Records contained in a dataset
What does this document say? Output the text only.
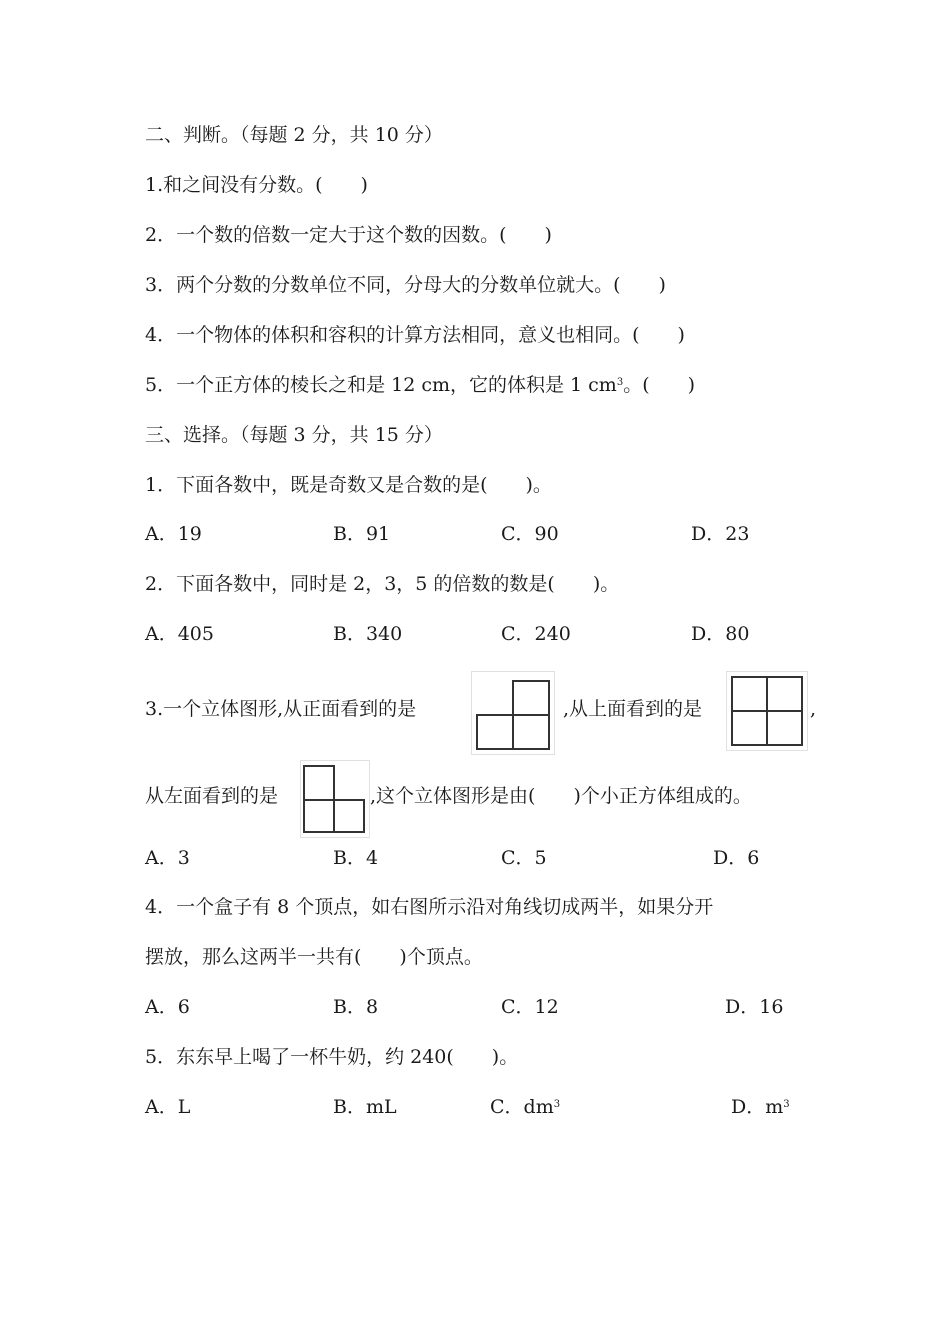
二、判断。（每题 2 分，共 10 分）
1.和之间没有分数。(　　)
2．一个数的倍数一定大于这个数的因数。(　　)
3．两个分数的分数单位不同，分母大的分数单位就大。(　　)
4．一个物体的体积和容积的计算方法相同，意义也相同。(　　)
5．一个正方体的棱长之和是 12 cm，它的体积是 1 $cm^3$。(　　)
三、选择。（每题 3 分，共 15 分）
1．下面各数中，既是奇数又是合数的是(　　)。
A．19	B．91	C．90	D．23
2．下面各数中，同时是 2，3，5 的倍数的数是(　　)。
A．405	B．340	C．240	D．80
3.一个立体图形,从正面看到的是	,从上面看到的是	,
从左面看到的是	,这个立体图形是由(　　)个小正方体组成的。
A．3	B．4	C．5	D．6
4．一个盒子有 8 个顶点，如右图所示沿对角线切成两半，如果分开
摆放，那么这两半一共有(　　)个顶点。
A．6	B．8	C．12	D．16
5．东东早上喝了一杯牛奶，约 240(　　)。
A．L	B．mL	C．$dm^3$	D．$m^3$
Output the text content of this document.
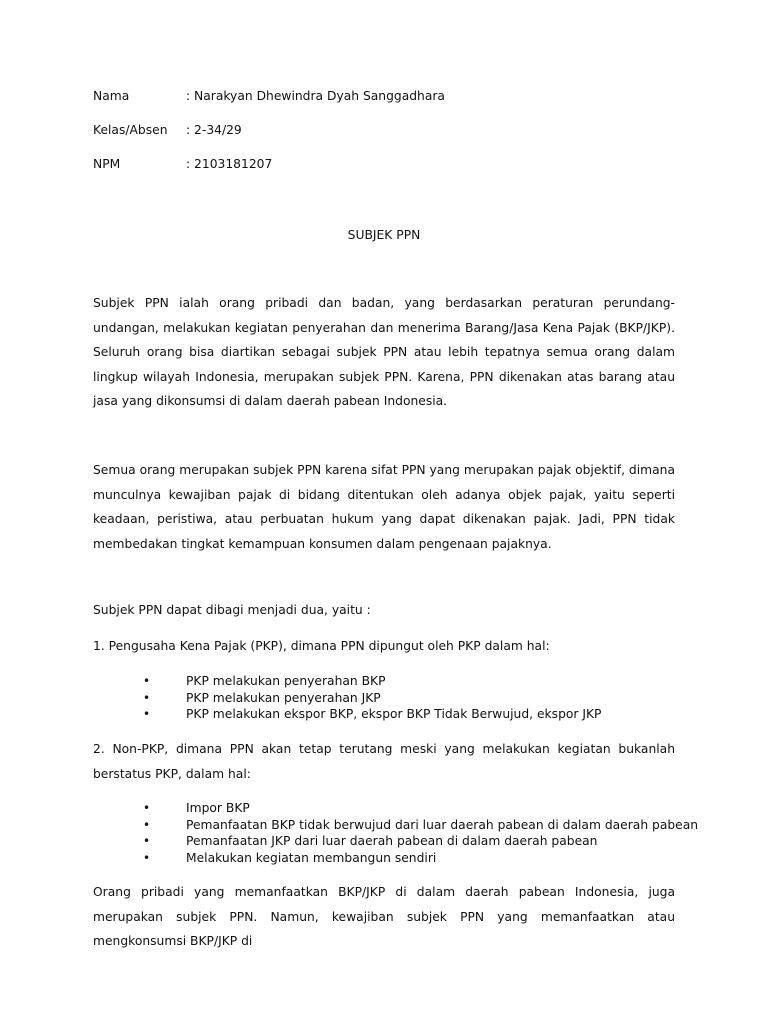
Nama	: Narakyan Dhewindra Dyah Sanggadhara
Kelas/Absen : 2-34/29
NPM	: 2103181207
SUBJEK PPN
Subjek PPN ialah orang pribadi dan badan, yang berdasarkan peraturan perundang-undangan, melakukan kegiatan penyerahan dan menerima Barang/Jasa Kena Pajak (BKP/JKP). Seluruh orang bisa diartikan sebagai subjek PPN atau lebih tepatnya semua orang dalam lingkup wilayah Indonesia, merupakan subjek PPN. Karena, PPN dikenakan atas barang atau jasa yang dikonsumsi di dalam daerah pabean Indonesia.
Semua orang merupakan subjek PPN karena sifat PPN yang merupakan pajak objektif, dimana munculnya kewajiban pajak di bidang ditentukan oleh adanya objek pajak, yaitu seperti keadaan, peristiwa, atau perbuatan hukum yang dapat dikenakan pajak. Jadi, PPN tidak membedakan tingkat kemampuan konsumen dalam pengenaan pajaknya.
Subjek PPN dapat dibagi menjadi dua, yaitu :
1. Pengusaha Kena Pajak (PKP), dimana PPN dipungut oleh PKP dalam hal:
•	PKP melakukan penyerahan BKP
•	PKP melakukan penyerahan JKP
•	PKP melakukan ekspor BKP, ekspor BKP Tidak Berwujud, ekspor JKP
2. Non-PKP, dimana PPN akan tetap terutang meski yang melakukan kegiatan bukanlah berstatus PKP, dalam hal:
•	Impor BKP
•	Pemanfaatan BKP tidak berwujud dari luar daerah pabean di dalam daerah pabean
•	Pemanfaatan JKP dari luar daerah pabean di dalam daerah pabean
•	Melakukan kegiatan membangun sendiri
Orang pribadi yang memanfaatkan BKP/JKP di dalam daerah pabean Indonesia, juga merupakan subjek PPN. Namun, kewajiban subjek PPN yang memanfaatkan atau mengkonsumsi BKP/JKP di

*THE PROBLEM*
Copy the records exactly. Skip the pictures.

*SOLUTION TO THE EXERCISE*
What does this document say? Output the text only.
二、判断。（每题 2 分，共 10 分）
1.和之间没有分数。(　　)
2．一个数的倍数一定大于这个数的因数。(　　)
3．两个分数的分数单位不同，分母大的分数单位就大。(　　)
4．一个物体的体积和容积的计算方法相同，意义也相同。(　　)
5．一个正方体的棱长之和是 12 cm，它的体积是 1 $cm^3$。(　　)
三、选择。（每题 3 分，共 15 分）
1．下面各数中，既是奇数又是合数的是(　　)。
A．19	B．91	C．90	D．23
2．下面各数中，同时是 2，3，5 的倍数的数是(　　)。
A．405	B．340	C．240	D．80
3.一个立体图形,从正面看到的是	,从上面看到的是	,
从左面看到的是	,这个立体图形是由(　　)个小正方体组成的。
A．3	B．4	C．5	D．6
4．一个盒子有 8 个顶点，如右图所示沿对角线切成两半，如果分开
摆放，那么这两半一共有(　　)个顶点。
A．6	B．8	C．12	D．16
5．东东早上喝了一杯牛奶，约 240(　　)。
A．L	B．mL	C．$dm^3$	D．$m^3$
Output the text content of this document.
Nama	: Narakyan Dhewindra Dyah Sanggadhara
Kelas/Absen : 2-34/29
NPM	: 2103181207
SUBJEK PPN
Subjek PPN ialah orang pribadi dan badan, yang berdasarkan peraturan perundang-undangan, melakukan kegiatan penyerahan dan menerima Barang/Jasa Kena Pajak (BKP/JKP). Seluruh orang bisa diartikan sebagai subjek PPN atau lebih tepatnya semua orang dalam lingkup wilayah Indonesia, merupakan subjek PPN. Karena, PPN dikenakan atas barang atau jasa yang dikonsumsi di dalam daerah pabean Indonesia.
Semua orang merupakan subjek PPN karena sifat PPN yang merupakan pajak objektif, dimana munculnya kewajiban pajak di bidang ditentukan oleh adanya objek pajak, yaitu seperti keadaan, peristiwa, atau perbuatan hukum yang dapat dikenakan pajak. Jadi, PPN tidak membedakan tingkat kemampuan konsumen dalam pengenaan pajaknya.
Subjek PPN dapat dibagi menjadi dua, yaitu :
1. Pengusaha Kena Pajak (PKP), dimana PPN dipungut oleh PKP dalam hal:
•	PKP melakukan penyerahan BKP
•	PKP melakukan penyerahan JKP
•	PKP melakukan ekspor BKP, ekspor BKP Tidak Berwujud, ekspor JKP
2. Non-PKP, dimana PPN akan tetap terutang meski yang melakukan kegiatan bukanlah berstatus PKP, dalam hal:
•	Impor BKP
•	Pemanfaatan BKP tidak berwujud dari luar daerah pabean di dalam daerah pabean
•	Pemanfaatan JKP dari luar daerah pabean di dalam daerah pabean
•	Melakukan kegiatan membangun sendiri
Orang pribadi yang memanfaatkan BKP/JKP di dalam daerah pabean Indonesia, juga merupakan subjek PPN. Namun, kewajiban subjek PPN yang memanfaatkan atau mengkonsumsi BKP/JKP di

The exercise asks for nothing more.